▶ **Written problem**: Transcribe all of the material exactly. Any picture in it should be left out.
--- Listed entries ---
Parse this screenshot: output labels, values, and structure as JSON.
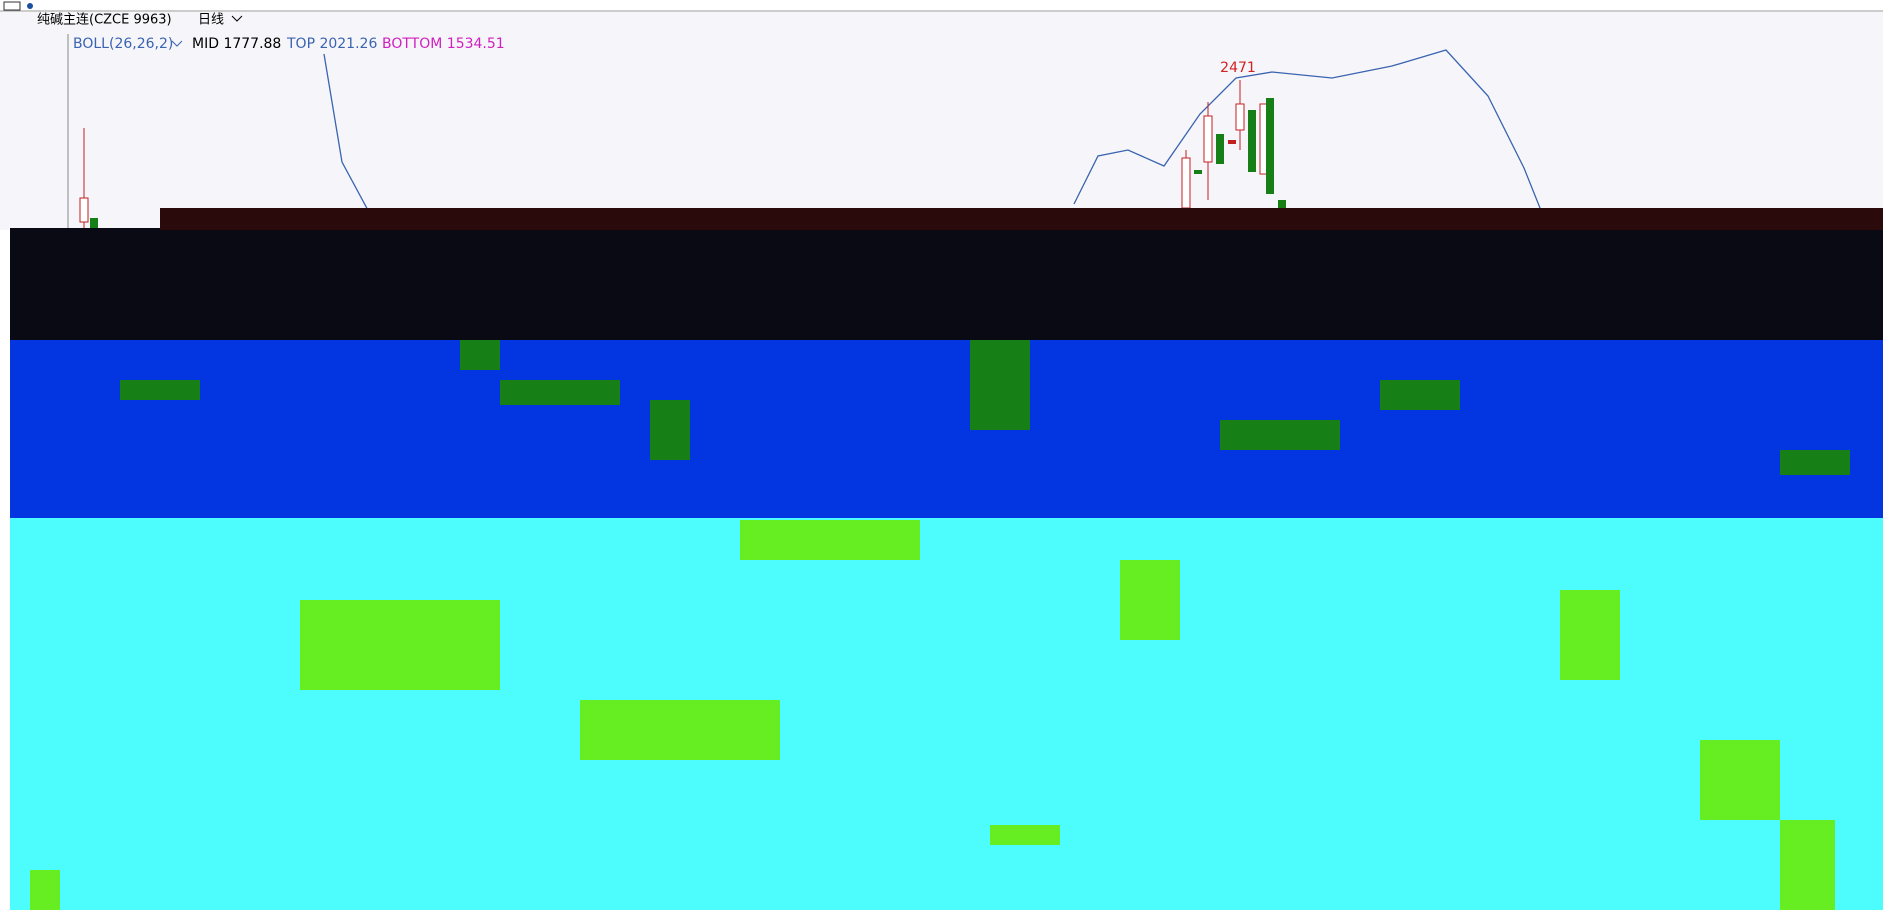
{
  "header": {
    "symbol": "纯碱主连(CZCE 9963)",
    "period": "日线"
  },
  "indicator": {
    "name": "BOLL(26,26,2)",
    "mid": "MID 1777.88",
    "top": "TOP 2021.26",
    "bottom": "BOTTOM 1534.51"
  },
  "annotation": "2471"
}
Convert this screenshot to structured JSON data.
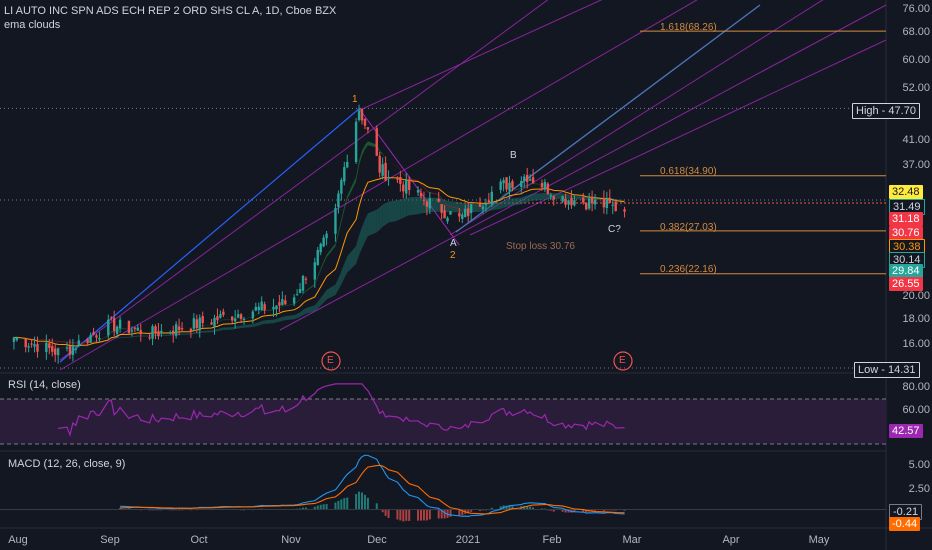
{
  "header": {
    "symbol_line": "LI AUTO INC SPN ADS ECH REP 2 ORD SHS CL A, 1D, Cboe BZX",
    "indicator": "ema clouds"
  },
  "panes": {
    "rsi_label": "RSI (14, close)",
    "macd_label": "MACD (12, 26, close, 9)"
  },
  "price_axis": [
    "76.00",
    "68.00",
    "52.00",
    "47.70",
    "41.00",
    "37.00",
    "32.48",
    "31.49",
    "31.18",
    "30.76",
    "30.38",
    "30.14",
    "29.84",
    "26.55",
    "20.00",
    "18.00",
    "16.00",
    "14.31"
  ],
  "price_ticks_plain": [
    "76.00",
    "68.00",
    "60.00",
    "52.00",
    "41.00",
    "37.00",
    "20.00",
    "18.00",
    "16.00"
  ],
  "price_tags": {
    "high": {
      "label": "High",
      "value": "47.70"
    },
    "low": {
      "label": "Low",
      "value": "14.31"
    },
    "v1": "32.48",
    "v2": "31.49",
    "v3": "31.18",
    "v4": "30.76",
    "v5": "30.38",
    "v6": "30.14",
    "v7": "29.84",
    "v8": "26.55"
  },
  "rsi_axis": {
    "ticks": [
      "80.00",
      "60.00"
    ],
    "current": "42.57"
  },
  "macd_axis": {
    "ticks": [
      "5.00",
      "2.50"
    ],
    "v1": "-0.21",
    "v2": "-0.44"
  },
  "x_axis": [
    "Aug",
    "Sep",
    "Oct",
    "Nov",
    "Dec",
    "2021",
    "Feb",
    "Mar",
    "Apr",
    "May"
  ],
  "annotations": {
    "fib_1618": "1.618(68.26)",
    "fib_0618": "0.618(34.90)",
    "fib_0382": "0.382(27.03)",
    "fib_0236": "0.236(22.16)",
    "stop_loss": "Stop loss 30.76",
    "wave_1": "1",
    "wave_2": "2",
    "wave_a": "A",
    "wave_b": "B",
    "wave_c": "C?",
    "earnings_1": "E",
    "earnings_2": "E"
  },
  "colors": {
    "bg": "#131722",
    "up": "#26a69a",
    "down": "#ef5350",
    "fib": "#d38b3f",
    "channel": "#9c27b0",
    "trend": "#2962ff",
    "rsi": "#9c27b0",
    "macd": "#2196f3",
    "signal": "#ff6d00"
  },
  "chart_data": {
    "type": "candlestick",
    "price": {
      "dates": [
        "2020-07-30",
        "2020-08-15",
        "2020-09-01",
        "2020-09-15",
        "2020-10-01",
        "2020-10-15",
        "2020-11-01",
        "2020-11-15",
        "2020-11-24",
        "2020-12-01",
        "2020-12-15",
        "2020-12-28",
        "2021-01-10",
        "2021-01-20",
        "2021-02-01",
        "2021-02-15",
        "2021-02-22"
      ],
      "close": [
        16.5,
        15.3,
        17.5,
        16.8,
        17.6,
        18.5,
        19.4,
        27.0,
        47.7,
        36.0,
        31.5,
        28.5,
        33.0,
        35.0,
        31.5,
        30.5,
        29.84
      ],
      "high": 47.7,
      "low": 14.31,
      "ylim": [
        14,
        80
      ],
      "scale": "log"
    },
    "fibonacci": [
      {
        "level": 1.618,
        "value": 68.26
      },
      {
        "level": 0.618,
        "value": 34.9
      },
      {
        "level": 0.382,
        "value": 27.03
      },
      {
        "level": 0.236,
        "value": 22.16
      }
    ],
    "stop_loss": 30.76,
    "rsi": {
      "current": 42.57,
      "overbought": 70,
      "oversold": 30,
      "peak": 87,
      "ylim": [
        20,
        95
      ]
    },
    "macd": {
      "macd_last": -0.21,
      "signal_last": -0.44,
      "peak": 5.5,
      "ylim": [
        -2,
        6.5
      ]
    }
  }
}
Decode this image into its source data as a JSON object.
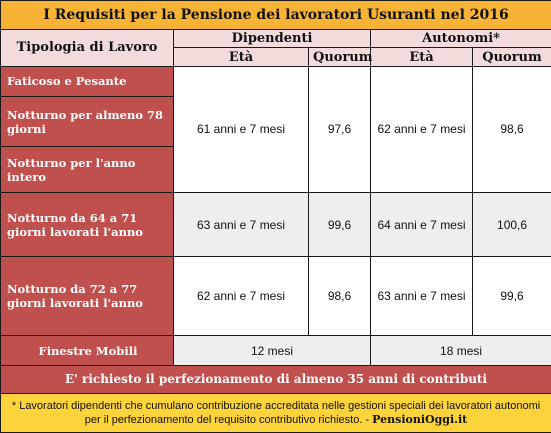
{
  "title": "I Requisiti per la Pensione dei lavoratori Usuranti nel 2016",
  "header": {
    "type_label": "Tipologia di Lavoro",
    "groups": [
      "Dipendenti",
      "Autonomi*"
    ],
    "subcolumns": [
      "Età",
      "Quorum",
      "Età",
      "Quorum"
    ]
  },
  "rows": [
    {
      "labels": [
        "Faticoso e Pesante",
        "Notturno per almeno 78 giorni",
        "Notturno per l'anno intero"
      ],
      "cells": [
        "61 anni e 7 mesi",
        "97,6",
        "62 anni e 7 mesi",
        "98,6"
      ]
    },
    {
      "labels": [
        "Notturno da 64 a 71 giorni lavorati l'anno"
      ],
      "cells": [
        "63 anni e 7 mesi",
        "99,6",
        "64 anni e 7 mesi",
        "100,6"
      ]
    },
    {
      "labels": [
        "Notturno da 72 a 77 giorni lavorati l'anno"
      ],
      "cells": [
        "62 anni e 7 mesi",
        "98,6",
        "63 anni e 7 mesi",
        "99,6"
      ]
    }
  ],
  "windows": {
    "label": "Finestre Mobili",
    "cells": [
      "12 mesi",
      "18 mesi"
    ]
  },
  "requirement": "E' richiesto il perfezionamento di almeno 35 anni di contributi",
  "note": {
    "text": "* Lavoratori dipendenti che cumulano contribuzione accreditata nelle gestioni speciali dei lavoratori autonomi per il perfezionamento del requisito contributivo richiesto.  - ",
    "source": "PensioniOggi.it"
  }
}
---
▶ **Correct response**:
Parse this screenshot: output labels, values, and structure as JSON.
{
  "header": {
    "symbol": "纯碱主连(CZCE 9963)",
    "period": "日线"
  },
  "indicator": {
    "name": "BOLL(26,26,2)",
    "mid": "MID 1777.88",
    "top": "TOP 2021.26",
    "bottom": "BOTTOM 1534.51"
  },
  "annotation": "2471"
}
Convert this screenshot to structured JSON data.
{
  "header": {
    "symbol_line": "LI AUTO INC SPN ADS ECH REP 2 ORD SHS CL A, 1D, Cboe BZX",
    "indicator": "ema clouds"
  },
  "panes": {
    "rsi_label": "RSI (14, close)",
    "macd_label": "MACD (12, 26, close, 9)"
  },
  "price_axis": [
    "76.00",
    "68.00",
    "52.00",
    "47.70",
    "41.00",
    "37.00",
    "32.48",
    "31.49",
    "31.18",
    "30.76",
    "30.38",
    "30.14",
    "29.84",
    "26.55",
    "20.00",
    "18.00",
    "16.00",
    "14.31"
  ],
  "price_ticks_plain": [
    "76.00",
    "68.00",
    "60.00",
    "52.00",
    "41.00",
    "37.00",
    "20.00",
    "18.00",
    "16.00"
  ],
  "price_tags": {
    "high": {
      "label": "High",
      "value": "47.70"
    },
    "low": {
      "label": "Low",
      "value": "14.31"
    },
    "v1": "32.48",
    "v2": "31.49",
    "v3": "31.18",
    "v4": "30.76",
    "v5": "30.38",
    "v6": "30.14",
    "v7": "29.84",
    "v8": "26.55"
  },
  "rsi_axis": {
    "ticks": [
      "80.00",
      "60.00"
    ],
    "current": "42.57"
  },
  "macd_axis": {
    "ticks": [
      "5.00",
      "2.50"
    ],
    "v1": "-0.21",
    "v2": "-0.44"
  },
  "x_axis": [
    "Aug",
    "Sep",
    "Oct",
    "Nov",
    "Dec",
    "2021",
    "Feb",
    "Mar",
    "Apr",
    "May"
  ],
  "annotations": {
    "fib_1618": "1.618(68.26)",
    "fib_0618": "0.618(34.90)",
    "fib_0382": "0.382(27.03)",
    "fib_0236": "0.236(22.16)",
    "stop_loss": "Stop loss 30.76",
    "wave_1": "1",
    "wave_2": "2",
    "wave_a": "A",
    "wave_b": "B",
    "wave_c": "C?",
    "earnings_1": "E",
    "earnings_2": "E"
  },
  "colors": {
    "bg": "#131722",
    "up": "#26a69a",
    "down": "#ef5350",
    "fib": "#d38b3f",
    "channel": "#9c27b0",
    "trend": "#2962ff",
    "rsi": "#9c27b0",
    "macd": "#2196f3",
    "signal": "#ff6d00"
  },
  "chart_data": {
    "type": "candlestick",
    "price": {
      "dates": [
        "2020-07-30",
        "2020-08-15",
        "2020-09-01",
        "2020-09-15",
        "2020-10-01",
        "2020-10-15",
        "2020-11-01",
        "2020-11-15",
        "2020-11-24",
        "2020-12-01",
        "2020-12-15",
        "2020-12-28",
        "2021-01-10",
        "2021-01-20",
        "2021-02-01",
        "2021-02-15",
        "2021-02-22"
      ],
      "close": [
        16.5,
        15.3,
        17.5,
        16.8,
        17.6,
        18.5,
        19.4,
        27.0,
        47.7,
        36.0,
        31.5,
        28.5,
        33.0,
        35.0,
        31.5,
        30.5,
        29.84
      ],
      "high": 47.7,
      "low": 14.31,
      "ylim": [
        14,
        80
      ],
      "scale": "log"
    },
    "fibonacci": [
      {
        "level": 1.618,
        "value": 68.26
      },
      {
        "level": 0.618,
        "value": 34.9
      },
      {
        "level": 0.382,
        "value": 27.03
      },
      {
        "level": 0.236,
        "value": 22.16
      }
    ],
    "stop_loss": 30.76,
    "rsi": {
      "current": 42.57,
      "overbought": 70,
      "oversold": 30,
      "peak": 87,
      "ylim": [
        20,
        95
      ]
    },
    "macd": {
      "macd_last": -0.21,
      "signal_last": -0.44,
      "peak": 5.5,
      "ylim": [
        -2,
        6.5
      ]
    }
  }
}
Decode this image into its source data as a JSON object.
{
  "title": "I Requisiti per la Pensione dei lavoratori Usuranti nel 2016",
  "header": {
    "type_label": "Tipologia di Lavoro",
    "groups": [
      "Dipendenti",
      "Autonomi*"
    ],
    "subcolumns": [
      "Età",
      "Quorum",
      "Età",
      "Quorum"
    ]
  },
  "rows": [
    {
      "labels": [
        "Faticoso e Pesante",
        "Notturno per almeno 78 giorni",
        "Notturno per l'anno intero"
      ],
      "cells": [
        "61 anni e 7 mesi",
        "97,6",
        "62 anni e 7 mesi",
        "98,6"
      ]
    },
    {
      "labels": [
        "Notturno da 64 a 71 giorni lavorati l'anno"
      ],
      "cells": [
        "63 anni e 7 mesi",
        "99,6",
        "64 anni e 7 mesi",
        "100,6"
      ]
    },
    {
      "labels": [
        "Notturno da 72 a 77 giorni lavorati l'anno"
      ],
      "cells": [
        "62 anni e 7 mesi",
        "98,6",
        "63 anni e 7 mesi",
        "99,6"
      ]
    }
  ],
  "windows": {
    "label": "Finestre Mobili",
    "cells": [
      "12 mesi",
      "18 mesi"
    ]
  },
  "requirement": "E' richiesto il perfezionamento di almeno 35 anni di contributi",
  "note": {
    "text": "* Lavoratori dipendenti che cumulano contribuzione accreditata nelle gestioni speciali dei lavoratori autonomi per il perfezionamento del requisito contributivo richiesto.  - ",
    "source": "PensioniOggi.it"
  }
}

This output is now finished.